Data items
= = = =

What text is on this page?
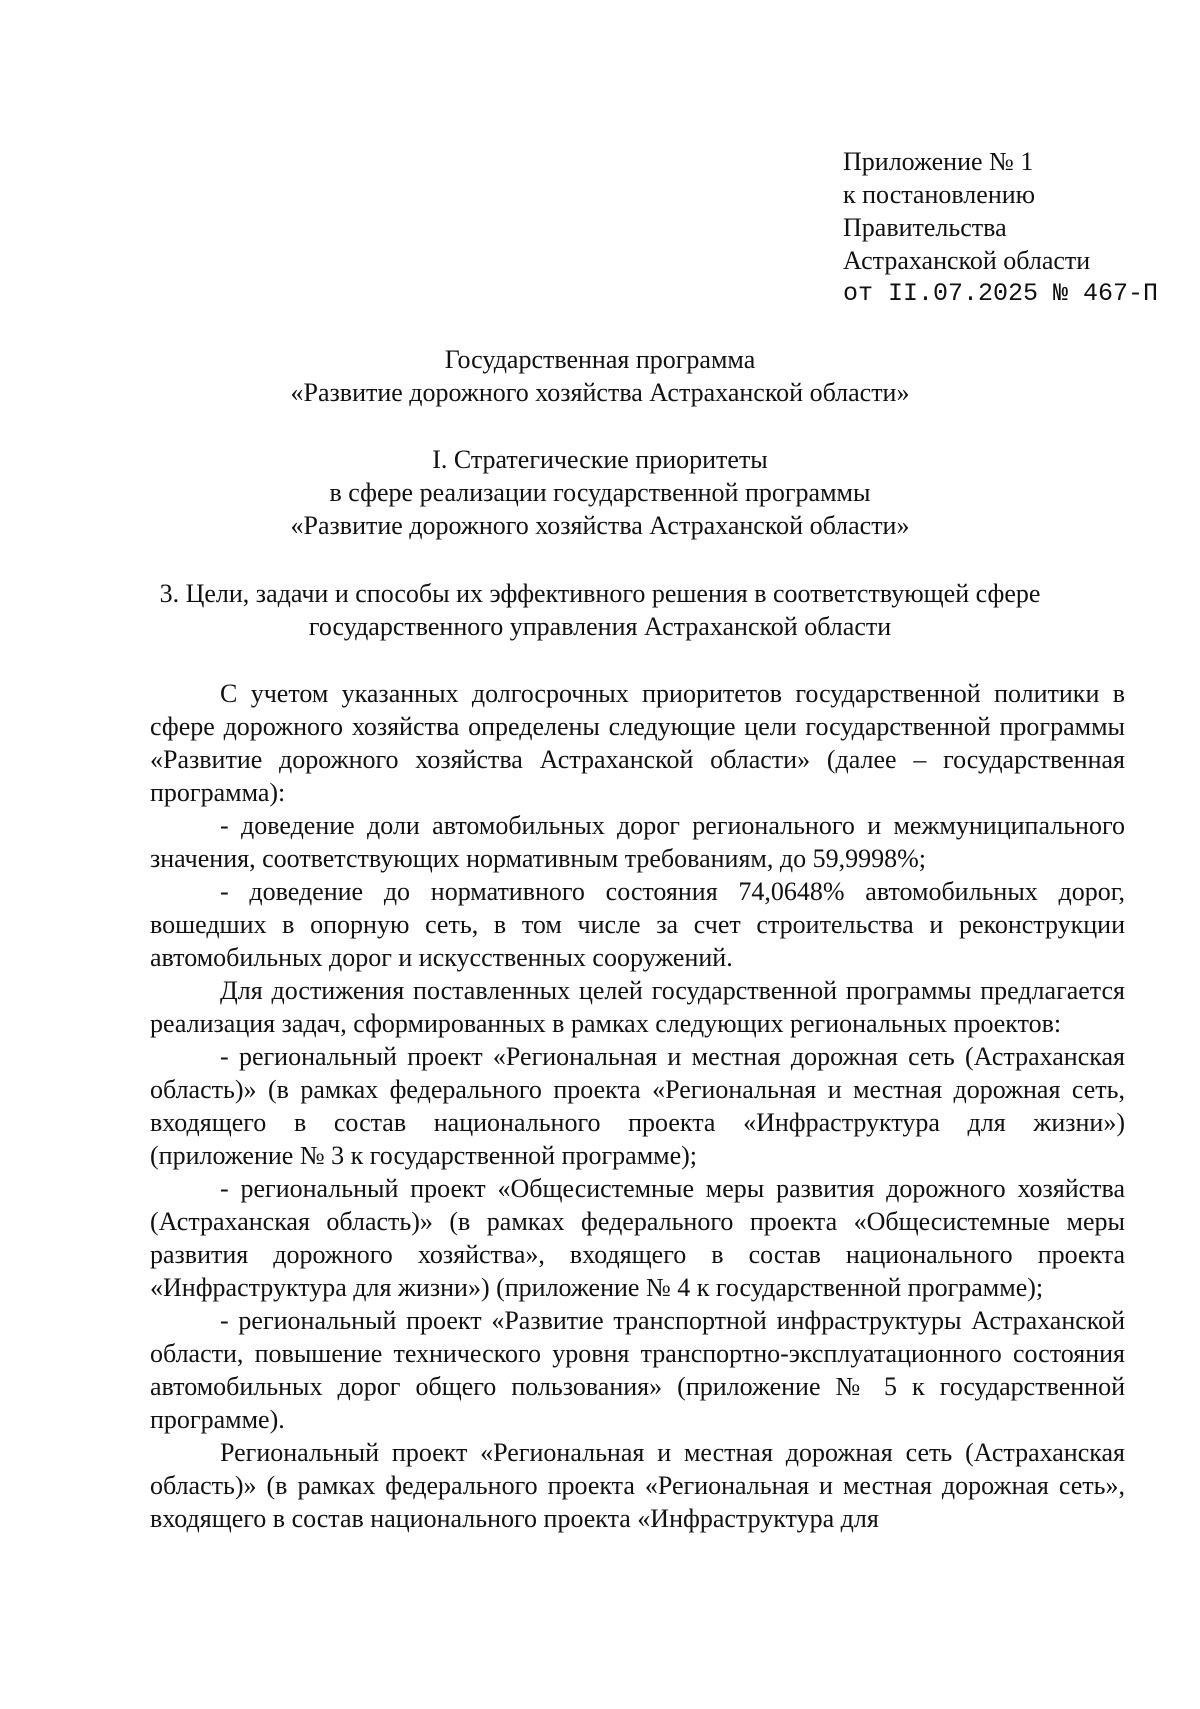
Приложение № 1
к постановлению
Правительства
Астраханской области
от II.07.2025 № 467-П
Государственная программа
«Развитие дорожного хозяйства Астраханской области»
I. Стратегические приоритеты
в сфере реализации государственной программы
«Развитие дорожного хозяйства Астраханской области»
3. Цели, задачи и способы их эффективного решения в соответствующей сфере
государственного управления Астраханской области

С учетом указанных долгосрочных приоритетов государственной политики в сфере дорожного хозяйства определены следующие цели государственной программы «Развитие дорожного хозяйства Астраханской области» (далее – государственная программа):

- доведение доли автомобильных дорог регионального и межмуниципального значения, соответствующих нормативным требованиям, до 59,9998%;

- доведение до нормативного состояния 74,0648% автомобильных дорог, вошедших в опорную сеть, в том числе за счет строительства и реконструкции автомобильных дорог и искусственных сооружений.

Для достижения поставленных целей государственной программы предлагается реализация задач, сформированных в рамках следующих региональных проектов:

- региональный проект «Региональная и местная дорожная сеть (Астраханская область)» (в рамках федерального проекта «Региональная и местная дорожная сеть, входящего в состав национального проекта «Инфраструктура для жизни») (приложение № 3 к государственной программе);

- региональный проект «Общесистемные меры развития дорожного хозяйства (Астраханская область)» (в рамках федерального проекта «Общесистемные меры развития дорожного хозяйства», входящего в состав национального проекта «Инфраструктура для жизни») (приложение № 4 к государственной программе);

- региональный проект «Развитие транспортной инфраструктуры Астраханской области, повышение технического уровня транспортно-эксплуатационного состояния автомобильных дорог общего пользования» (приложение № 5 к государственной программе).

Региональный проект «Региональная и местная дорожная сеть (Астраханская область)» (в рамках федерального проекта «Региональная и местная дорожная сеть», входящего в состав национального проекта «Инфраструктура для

= = = =

■ Do this
Write out the full listing verbatim, excluding its pictures.

■ Task result
What text is on this page?
Приложение № 1
к постановлению
Правительства
Астраханской области
от II.07.2025 № 467-П
Государственная программа
«Развитие дорожного хозяйства Астраханской области»
I. Стратегические приоритеты
в сфере реализации государственной программы
«Развитие дорожного хозяйства Астраханской области»
3. Цели, задачи и способы их эффективного решения в соответствующей сфере
государственного управления Астраханской области

С учетом указанных долгосрочных приоритетов государственной политики в сфере дорожного хозяйства определены следующие цели государственной программы «Развитие дорожного хозяйства Астраханской области» (далее – государственная программа):

- доведение доли автомобильных дорог регионального и межмуниципального значения, соответствующих нормативным требованиям, до 59,9998%;

- доведение до нормативного состояния 74,0648% автомобильных дорог, вошедших в опорную сеть, в том числе за счет строительства и реконструкции автомобильных дорог и искусственных сооружений.

Для достижения поставленных целей государственной программы предлагается реализация задач, сформированных в рамках следующих региональных проектов:

- региональный проект «Региональная и местная дорожная сеть (Астраханская область)» (в рамках федерального проекта «Региональная и местная дорожная сеть, входящего в состав национального проекта «Инфраструктура для жизни») (приложение № 3 к государственной программе);

- региональный проект «Общесистемные меры развития дорожного хозяйства (Астраханская область)» (в рамках федерального проекта «Общесистемные меры развития дорожного хозяйства», входящего в состав национального проекта «Инфраструктура для жизни») (приложение № 4 к государственной программе);

- региональный проект «Развитие транспортной инфраструктуры Астраханской области, повышение технического уровня транспортно-эксплуатационного состояния автомобильных дорог общего пользования» (приложение № 5 к государственной программе).

Региональный проект «Региональная и местная дорожная сеть (Астраханская область)» (в рамках федерального проекта «Региональная и местная дорожная сеть», входящего в состав национального проекта «Инфраструктура для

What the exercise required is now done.